## begin DATA EXTRACT

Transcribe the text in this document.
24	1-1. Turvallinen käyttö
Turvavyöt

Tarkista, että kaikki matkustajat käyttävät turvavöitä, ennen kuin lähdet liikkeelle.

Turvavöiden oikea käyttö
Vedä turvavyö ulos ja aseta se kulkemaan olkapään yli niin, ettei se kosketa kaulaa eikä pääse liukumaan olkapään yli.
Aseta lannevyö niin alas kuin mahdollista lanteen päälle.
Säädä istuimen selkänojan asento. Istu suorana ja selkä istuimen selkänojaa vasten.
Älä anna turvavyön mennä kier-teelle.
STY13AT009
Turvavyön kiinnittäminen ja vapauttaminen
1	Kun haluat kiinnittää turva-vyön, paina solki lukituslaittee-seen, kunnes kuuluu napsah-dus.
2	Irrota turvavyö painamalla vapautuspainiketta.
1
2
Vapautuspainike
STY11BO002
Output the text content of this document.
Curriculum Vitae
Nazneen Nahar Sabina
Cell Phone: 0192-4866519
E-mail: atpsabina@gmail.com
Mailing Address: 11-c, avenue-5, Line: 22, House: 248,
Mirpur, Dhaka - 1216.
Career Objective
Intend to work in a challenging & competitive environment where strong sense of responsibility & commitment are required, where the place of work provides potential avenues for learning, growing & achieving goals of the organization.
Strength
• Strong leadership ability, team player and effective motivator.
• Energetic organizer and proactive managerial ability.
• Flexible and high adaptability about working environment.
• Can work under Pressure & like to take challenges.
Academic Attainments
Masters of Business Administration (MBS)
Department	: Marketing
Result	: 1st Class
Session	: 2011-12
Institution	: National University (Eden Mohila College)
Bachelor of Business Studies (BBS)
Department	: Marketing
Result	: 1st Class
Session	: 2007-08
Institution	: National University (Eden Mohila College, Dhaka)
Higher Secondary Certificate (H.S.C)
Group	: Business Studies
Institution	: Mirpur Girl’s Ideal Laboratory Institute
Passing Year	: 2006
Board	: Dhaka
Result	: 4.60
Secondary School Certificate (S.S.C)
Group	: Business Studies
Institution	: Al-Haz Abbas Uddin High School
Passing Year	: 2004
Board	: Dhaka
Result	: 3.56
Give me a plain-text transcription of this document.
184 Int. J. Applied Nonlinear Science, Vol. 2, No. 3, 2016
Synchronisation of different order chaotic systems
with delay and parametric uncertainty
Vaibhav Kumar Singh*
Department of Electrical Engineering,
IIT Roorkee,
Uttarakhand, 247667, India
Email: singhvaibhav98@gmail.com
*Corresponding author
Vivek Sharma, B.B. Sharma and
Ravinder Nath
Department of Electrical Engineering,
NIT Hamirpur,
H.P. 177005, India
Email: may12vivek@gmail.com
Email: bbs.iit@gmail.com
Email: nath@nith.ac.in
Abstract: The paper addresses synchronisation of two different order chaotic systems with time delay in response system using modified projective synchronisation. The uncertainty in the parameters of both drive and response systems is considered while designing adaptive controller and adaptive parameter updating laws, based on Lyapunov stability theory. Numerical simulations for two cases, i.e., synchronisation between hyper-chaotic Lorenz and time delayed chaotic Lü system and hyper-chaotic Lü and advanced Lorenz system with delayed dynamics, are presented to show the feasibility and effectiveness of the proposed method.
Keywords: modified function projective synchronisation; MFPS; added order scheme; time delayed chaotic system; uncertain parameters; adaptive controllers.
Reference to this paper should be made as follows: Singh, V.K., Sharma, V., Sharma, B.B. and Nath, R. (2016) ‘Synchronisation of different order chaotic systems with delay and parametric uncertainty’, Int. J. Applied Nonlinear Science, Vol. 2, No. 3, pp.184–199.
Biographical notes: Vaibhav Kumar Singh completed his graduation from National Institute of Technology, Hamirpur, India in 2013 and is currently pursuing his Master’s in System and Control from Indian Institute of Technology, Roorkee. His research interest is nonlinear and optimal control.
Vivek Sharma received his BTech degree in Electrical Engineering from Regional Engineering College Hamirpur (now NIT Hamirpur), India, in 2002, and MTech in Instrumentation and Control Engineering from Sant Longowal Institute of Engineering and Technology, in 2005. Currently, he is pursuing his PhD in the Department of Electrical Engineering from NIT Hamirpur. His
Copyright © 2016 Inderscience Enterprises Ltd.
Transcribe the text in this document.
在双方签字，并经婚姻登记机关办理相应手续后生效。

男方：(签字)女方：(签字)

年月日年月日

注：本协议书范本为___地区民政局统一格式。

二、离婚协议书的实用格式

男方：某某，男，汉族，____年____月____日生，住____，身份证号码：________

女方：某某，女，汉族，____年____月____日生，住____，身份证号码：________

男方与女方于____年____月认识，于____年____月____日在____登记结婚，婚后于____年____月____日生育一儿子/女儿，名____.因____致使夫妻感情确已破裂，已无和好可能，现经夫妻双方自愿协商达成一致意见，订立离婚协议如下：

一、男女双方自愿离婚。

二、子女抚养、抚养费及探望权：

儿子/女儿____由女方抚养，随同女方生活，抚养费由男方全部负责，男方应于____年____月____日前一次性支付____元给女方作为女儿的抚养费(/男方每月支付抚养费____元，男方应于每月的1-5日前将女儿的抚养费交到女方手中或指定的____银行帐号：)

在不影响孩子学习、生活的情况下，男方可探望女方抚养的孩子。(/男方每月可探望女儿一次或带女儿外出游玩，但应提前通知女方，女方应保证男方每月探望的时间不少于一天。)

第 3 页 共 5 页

## end DATA EXTRACT

§ PROBLEM STATEMENT: Return every record above exactly as it appears.

§ TASK SOLUTION:
Transcribe the text in this document.
24	1-1. Turvallinen käyttö
Turvavyöt

Tarkista, että kaikki matkustajat käyttävät turvavöitä, ennen kuin lähdet liikkeelle.

Turvavöiden oikea käyttö
Vedä turvavyö ulos ja aseta se kulkemaan olkapään yli niin, ettei se kosketa kaulaa eikä pääse liukumaan olkapään yli.
Aseta lannevyö niin alas kuin mahdollista lanteen päälle.
Säädä istuimen selkänojan asento. Istu suorana ja selkä istuimen selkänojaa vasten.
Älä anna turvavyön mennä kier-teelle.
STY13AT009
Turvavyön kiinnittäminen ja vapauttaminen
1	Kun haluat kiinnittää turva-vyön, paina solki lukituslaittee-seen, kunnes kuuluu napsah-dus.
2	Irrota turvavyö painamalla vapautuspainiketta.
1
2
Vapautuspainike
STY11BO002
Output the text content of this document.
Curriculum Vitae
Nazneen Nahar Sabina
Cell Phone: 0192-4866519
E-mail: atpsabina@gmail.com
Mailing Address: 11-c, avenue-5, Line: 22, House: 248,
Mirpur, Dhaka - 1216.
Career Objective
Intend to work in a challenging & competitive environment where strong sense of responsibility & commitment are required, where the place of work provides potential avenues for learning, growing & achieving goals of the organization.
Strength
• Strong leadership ability, team player and effective motivator.
• Energetic organizer and proactive managerial ability.
• Flexible and high adaptability about working environment.
• Can work under Pressure & like to take challenges.
Academic Attainments
Masters of Business Administration (MBS)
Department	: Marketing
Result	: 1st Class
Session	: 2011-12
Institution	: National University (Eden Mohila College)
Bachelor of Business Studies (BBS)
Department	: Marketing
Result	: 1st Class
Session	: 2007-08
Institution	: National University (Eden Mohila College, Dhaka)
Higher Secondary Certificate (H.S.C)
Group	: Business Studies
Institution	: Mirpur Girl’s Ideal Laboratory Institute
Passing Year	: 2006
Board	: Dhaka
Result	: 4.60
Secondary School Certificate (S.S.C)
Group	: Business Studies
Institution	: Al-Haz Abbas Uddin High School
Passing Year	: 2004
Board	: Dhaka
Result	: 3.56
Give me a plain-text transcription of this document.
184 Int. J. Applied Nonlinear Science, Vol. 2, No. 3, 2016
Synchronisation of different order chaotic systems
with delay and parametric uncertainty
Vaibhav Kumar Singh*
Department of Electrical Engineering,
IIT Roorkee,
Uttarakhand, 247667, India
Email: singhvaibhav98@gmail.com
*Corresponding author
Vivek Sharma, B.B. Sharma and
Ravinder Nath
Department of Electrical Engineering,
NIT Hamirpur,
H.P. 177005, India
Email: may12vivek@gmail.com
Email: bbs.iit@gmail.com
Email: nath@nith.ac.in
Abstract: The paper addresses synchronisation of two different order chaotic systems with time delay in response system using modified projective synchronisation. The uncertainty in the parameters of both drive and response systems is considered while designing adaptive controller and adaptive parameter updating laws, based on Lyapunov stability theory. Numerical simulations for two cases, i.e., synchronisation between hyper-chaotic Lorenz and time delayed chaotic Lü system and hyper-chaotic Lü and advanced Lorenz system with delayed dynamics, are presented to show the feasibility and effectiveness of the proposed method.
Keywords: modified function projective synchronisation; MFPS; added order scheme; time delayed chaotic system; uncertain parameters; adaptive controllers.
Reference to this paper should be made as follows: Singh, V.K., Sharma, V., Sharma, B.B. and Nath, R. (2016) ‘Synchronisation of different order chaotic systems with delay and parametric uncertainty’, Int. J. Applied Nonlinear Science, Vol. 2, No. 3, pp.184–199.
Biographical notes: Vaibhav Kumar Singh completed his graduation from National Institute of Technology, Hamirpur, India in 2013 and is currently pursuing his Master’s in System and Control from Indian Institute of Technology, Roorkee. His research interest is nonlinear and optimal control.
Vivek Sharma received his BTech degree in Electrical Engineering from Regional Engineering College Hamirpur (now NIT Hamirpur), India, in 2002, and MTech in Instrumentation and Control Engineering from Sant Longowal Institute of Engineering and Technology, in 2005. Currently, he is pursuing his PhD in the Department of Electrical Engineering from NIT Hamirpur. His
Copyright © 2016 Inderscience Enterprises Ltd.
Transcribe the text in this document.
在双方签字，并经婚姻登记机关办理相应手续后生效。

男方：(签字)女方：(签字)

年月日年月日

注：本协议书范本为___地区民政局统一格式。

二、离婚协议书的实用格式

男方：某某，男，汉族，____年____月____日生，住____，身份证号码：________

女方：某某，女，汉族，____年____月____日生，住____，身份证号码：________

男方与女方于____年____月认识，于____年____月____日在____登记结婚，婚后于____年____月____日生育一儿子/女儿，名____.因____致使夫妻感情确已破裂，已无和好可能，现经夫妻双方自愿协商达成一致意见，订立离婚协议如下：

一、男女双方自愿离婚。

二、子女抚养、抚养费及探望权：

儿子/女儿____由女方抚养，随同女方生活，抚养费由男方全部负责，男方应于____年____月____日前一次性支付____元给女方作为女儿的抚养费(/男方每月支付抚养费____元，男方应于每月的1-5日前将女儿的抚养费交到女方手中或指定的____银行帐号：)

在不影响孩子学习、生活的情况下，男方可探望女方抚养的孩子。(/男方每月可探望女儿一次或带女儿外出游玩，但应提前通知女方，女方应保证男方每月探望的时间不少于一天。)

第 3 页 共 5 页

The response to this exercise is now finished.